* _Records from a dataset_

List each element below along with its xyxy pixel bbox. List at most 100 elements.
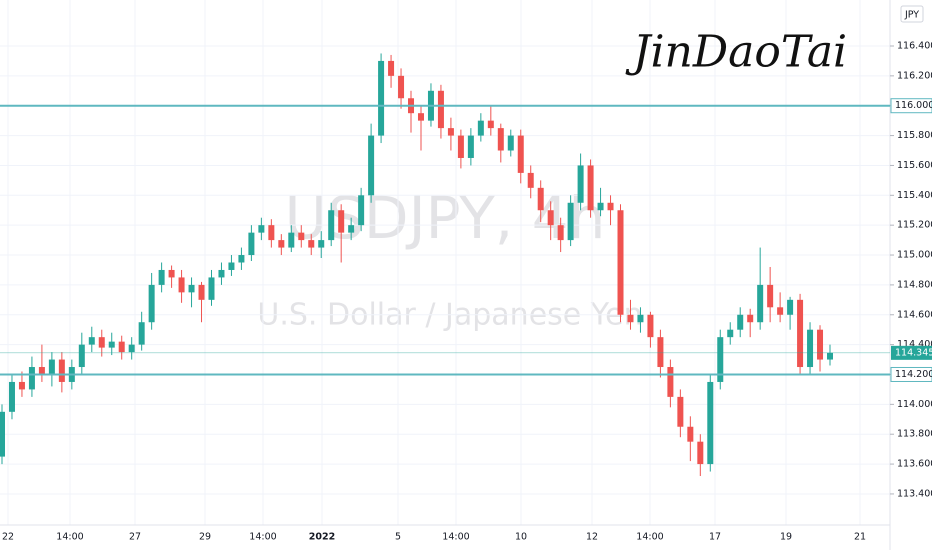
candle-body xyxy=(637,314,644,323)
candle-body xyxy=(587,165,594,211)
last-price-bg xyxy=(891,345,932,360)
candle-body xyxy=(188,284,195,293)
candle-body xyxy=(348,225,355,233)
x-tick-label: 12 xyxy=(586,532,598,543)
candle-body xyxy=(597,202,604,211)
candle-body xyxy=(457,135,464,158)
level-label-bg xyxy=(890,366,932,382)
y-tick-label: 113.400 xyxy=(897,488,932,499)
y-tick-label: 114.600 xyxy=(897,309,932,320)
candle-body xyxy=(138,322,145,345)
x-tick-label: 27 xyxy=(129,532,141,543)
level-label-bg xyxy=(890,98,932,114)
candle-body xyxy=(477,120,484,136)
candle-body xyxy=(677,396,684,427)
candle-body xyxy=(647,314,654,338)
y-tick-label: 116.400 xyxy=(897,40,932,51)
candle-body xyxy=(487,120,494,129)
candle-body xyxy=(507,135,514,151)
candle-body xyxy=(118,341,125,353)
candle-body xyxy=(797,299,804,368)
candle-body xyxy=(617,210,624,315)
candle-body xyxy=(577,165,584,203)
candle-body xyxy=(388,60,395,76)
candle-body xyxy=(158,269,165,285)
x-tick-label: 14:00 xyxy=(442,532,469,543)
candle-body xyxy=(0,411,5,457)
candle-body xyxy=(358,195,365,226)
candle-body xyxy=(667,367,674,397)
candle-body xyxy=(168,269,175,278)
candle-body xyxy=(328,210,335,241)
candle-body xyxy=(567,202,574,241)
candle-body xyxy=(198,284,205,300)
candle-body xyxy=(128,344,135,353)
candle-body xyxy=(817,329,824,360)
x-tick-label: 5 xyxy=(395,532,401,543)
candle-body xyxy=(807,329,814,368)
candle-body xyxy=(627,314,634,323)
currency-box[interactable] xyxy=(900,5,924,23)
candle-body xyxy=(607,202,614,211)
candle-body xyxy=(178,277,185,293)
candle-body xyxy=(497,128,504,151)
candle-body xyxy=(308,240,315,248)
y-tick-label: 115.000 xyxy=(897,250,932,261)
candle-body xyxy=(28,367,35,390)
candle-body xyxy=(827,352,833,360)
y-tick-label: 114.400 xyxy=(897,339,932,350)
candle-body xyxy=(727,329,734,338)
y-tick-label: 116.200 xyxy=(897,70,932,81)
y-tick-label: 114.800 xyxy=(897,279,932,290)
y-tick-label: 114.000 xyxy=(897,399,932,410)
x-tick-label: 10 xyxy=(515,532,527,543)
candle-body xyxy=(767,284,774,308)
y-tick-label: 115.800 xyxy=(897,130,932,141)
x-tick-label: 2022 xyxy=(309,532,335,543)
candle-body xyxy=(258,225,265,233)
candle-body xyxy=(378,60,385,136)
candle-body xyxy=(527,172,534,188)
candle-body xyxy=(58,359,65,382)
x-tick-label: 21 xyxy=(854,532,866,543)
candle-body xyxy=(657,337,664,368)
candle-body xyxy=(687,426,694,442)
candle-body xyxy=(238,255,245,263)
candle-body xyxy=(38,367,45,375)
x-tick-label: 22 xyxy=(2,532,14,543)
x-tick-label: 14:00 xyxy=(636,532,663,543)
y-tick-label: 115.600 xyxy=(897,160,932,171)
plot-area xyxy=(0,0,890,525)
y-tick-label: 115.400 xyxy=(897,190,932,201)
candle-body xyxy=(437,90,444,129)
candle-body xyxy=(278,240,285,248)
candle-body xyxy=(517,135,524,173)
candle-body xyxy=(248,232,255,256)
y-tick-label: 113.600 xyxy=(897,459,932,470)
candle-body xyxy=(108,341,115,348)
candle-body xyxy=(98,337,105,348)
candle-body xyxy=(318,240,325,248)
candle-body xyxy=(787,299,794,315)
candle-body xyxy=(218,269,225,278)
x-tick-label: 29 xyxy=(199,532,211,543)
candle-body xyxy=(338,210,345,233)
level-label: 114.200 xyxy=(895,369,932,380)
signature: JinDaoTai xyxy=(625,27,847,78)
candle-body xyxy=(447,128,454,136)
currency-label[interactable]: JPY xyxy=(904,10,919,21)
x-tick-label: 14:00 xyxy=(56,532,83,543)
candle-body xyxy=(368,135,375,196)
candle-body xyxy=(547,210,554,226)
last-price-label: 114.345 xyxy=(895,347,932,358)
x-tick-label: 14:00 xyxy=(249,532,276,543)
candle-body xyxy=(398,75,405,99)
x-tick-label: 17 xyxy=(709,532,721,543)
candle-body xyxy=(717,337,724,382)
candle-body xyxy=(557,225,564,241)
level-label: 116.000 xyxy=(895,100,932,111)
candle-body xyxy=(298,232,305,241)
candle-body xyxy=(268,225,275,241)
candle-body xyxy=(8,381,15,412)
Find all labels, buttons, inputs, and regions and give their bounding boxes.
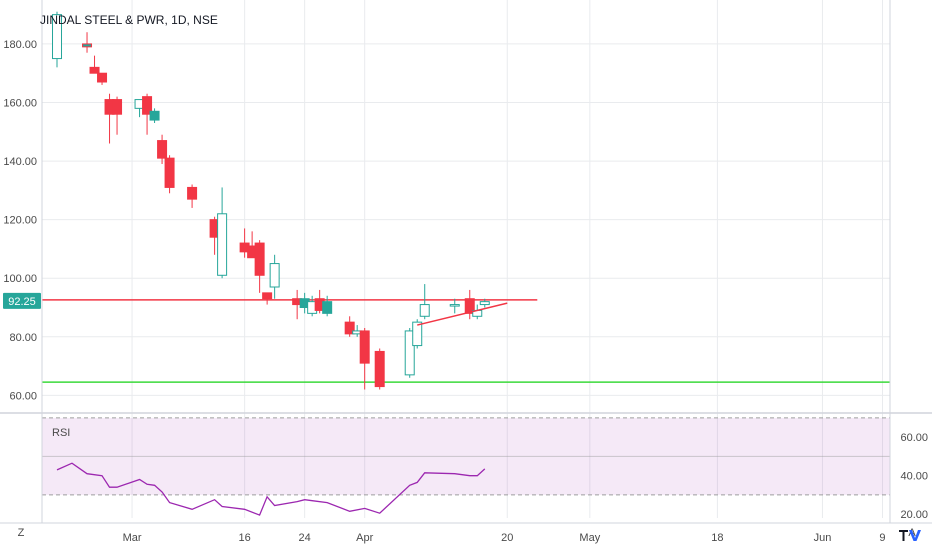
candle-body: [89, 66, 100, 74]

* _What you should do_
Copy out every one of the lines above word for word, leaving out the pictures.

* _Result of the task_
List each element below along with its xyxy pixel bbox. List at most 100 elements.
candle-body xyxy=(637,314,644,323)
candle-body xyxy=(587,165,594,211)
last-price-bg xyxy=(891,345,932,360)
candle-body xyxy=(188,284,195,293)
candle-body xyxy=(348,225,355,233)
x-tick-label: 12 xyxy=(586,532,598,543)
candle-body xyxy=(597,202,604,211)
candle-body xyxy=(457,135,464,158)
level-label-bg xyxy=(890,366,932,382)
y-tick-label: 113.400 xyxy=(897,488,932,499)
y-tick-label: 114.600 xyxy=(897,309,932,320)
candle-body xyxy=(138,322,145,345)
x-tick-label: 27 xyxy=(129,532,141,543)
level-label-bg xyxy=(890,98,932,114)
candle-body xyxy=(477,120,484,136)
candle-body xyxy=(677,396,684,427)
candle-body xyxy=(647,314,654,338)
y-tick-label: 116.400 xyxy=(897,40,932,51)
candle-body xyxy=(487,120,494,129)
candle-body xyxy=(507,135,514,151)
candle-body xyxy=(118,341,125,353)
candle-body xyxy=(797,299,804,368)
candle-body xyxy=(617,210,624,315)
candle-body xyxy=(577,165,584,203)
candle-body xyxy=(388,60,395,76)
candle-body xyxy=(158,269,165,285)
x-tick-label: 14:00 xyxy=(442,532,469,543)
candle-body xyxy=(0,411,5,457)
candle-body xyxy=(358,195,365,226)
candle-body xyxy=(667,367,674,397)
candle-body xyxy=(168,269,175,278)
candle-body xyxy=(328,210,335,241)
candle-body xyxy=(567,202,574,241)
candle-body xyxy=(198,284,205,300)
candle-body xyxy=(128,344,135,353)
candle-body xyxy=(817,329,824,360)
x-tick-label: 5 xyxy=(395,532,401,543)
candle-body xyxy=(807,329,814,368)
candle-body xyxy=(627,314,634,323)
currency-box[interactable] xyxy=(900,5,924,23)
candle-body xyxy=(607,202,614,211)
candle-body xyxy=(178,277,185,293)
candle-body xyxy=(497,128,504,151)
candle-body xyxy=(308,240,315,248)
y-tick-label: 115.000 xyxy=(897,250,932,261)
candle-body xyxy=(28,367,35,390)
candle-body xyxy=(827,352,833,360)
y-tick-label: 114.400 xyxy=(897,339,932,350)
candle-body xyxy=(727,329,734,338)
y-tick-label: 116.200 xyxy=(897,70,932,81)
y-tick-label: 114.800 xyxy=(897,279,932,290)
y-tick-label: 114.000 xyxy=(897,399,932,410)
x-tick-label: 10 xyxy=(515,532,527,543)
candle-body xyxy=(767,284,774,308)
y-tick-label: 115.800 xyxy=(897,130,932,141)
x-tick-label: 2022 xyxy=(309,532,335,543)
candle-body xyxy=(258,225,265,233)
candle-body xyxy=(378,60,385,136)
candle-body xyxy=(527,172,534,188)
candle-body xyxy=(58,359,65,382)
x-tick-label: 21 xyxy=(854,532,866,543)
candle-body xyxy=(657,337,664,368)
candle-body xyxy=(687,426,694,442)
candle-body xyxy=(238,255,245,263)
candle-body xyxy=(38,367,45,375)
x-tick-label: 22 xyxy=(2,532,14,543)
x-tick-label: 14:00 xyxy=(636,532,663,543)
y-tick-label: 115.600 xyxy=(897,160,932,171)
plot-area xyxy=(0,0,890,525)
y-tick-label: 115.400 xyxy=(897,190,932,201)
candle-body xyxy=(437,90,444,129)
candle-body xyxy=(278,240,285,248)
candle-body xyxy=(517,135,524,173)
candle-body xyxy=(248,232,255,256)
y-tick-label: 113.600 xyxy=(897,459,932,470)
candle-body xyxy=(108,341,115,348)
candle-body xyxy=(98,337,105,348)
candle-body xyxy=(318,240,325,248)
candle-body xyxy=(787,299,794,315)
candle-body xyxy=(218,269,225,278)
x-tick-label: 29 xyxy=(199,532,211,543)
candle-body xyxy=(338,210,345,233)
level-label: 114.200 xyxy=(895,369,932,380)
signature: JinDaoTai xyxy=(625,27,847,78)
candle-body xyxy=(447,128,454,136)
currency-label[interactable]: JPY xyxy=(904,10,919,21)
x-tick-label: 14:00 xyxy=(56,532,83,543)
candle-body xyxy=(368,135,375,196)
candle-body xyxy=(547,210,554,226)
last-price-label: 114.345 xyxy=(895,347,932,358)
x-tick-label: 14:00 xyxy=(249,532,276,543)
candle-body xyxy=(398,75,405,99)
x-tick-label: 17 xyxy=(709,532,721,543)
candle-body xyxy=(717,337,724,382)
candle-body xyxy=(557,225,564,241)
level-label: 116.000 xyxy=(895,100,932,111)
candle-body xyxy=(298,232,305,241)
candle-body xyxy=(268,225,275,241)
candle-body xyxy=(8,381,15,412)
Find all labels, buttons, inputs, and regions and give their bounding boxes.
candle-body: [89, 66, 100, 74]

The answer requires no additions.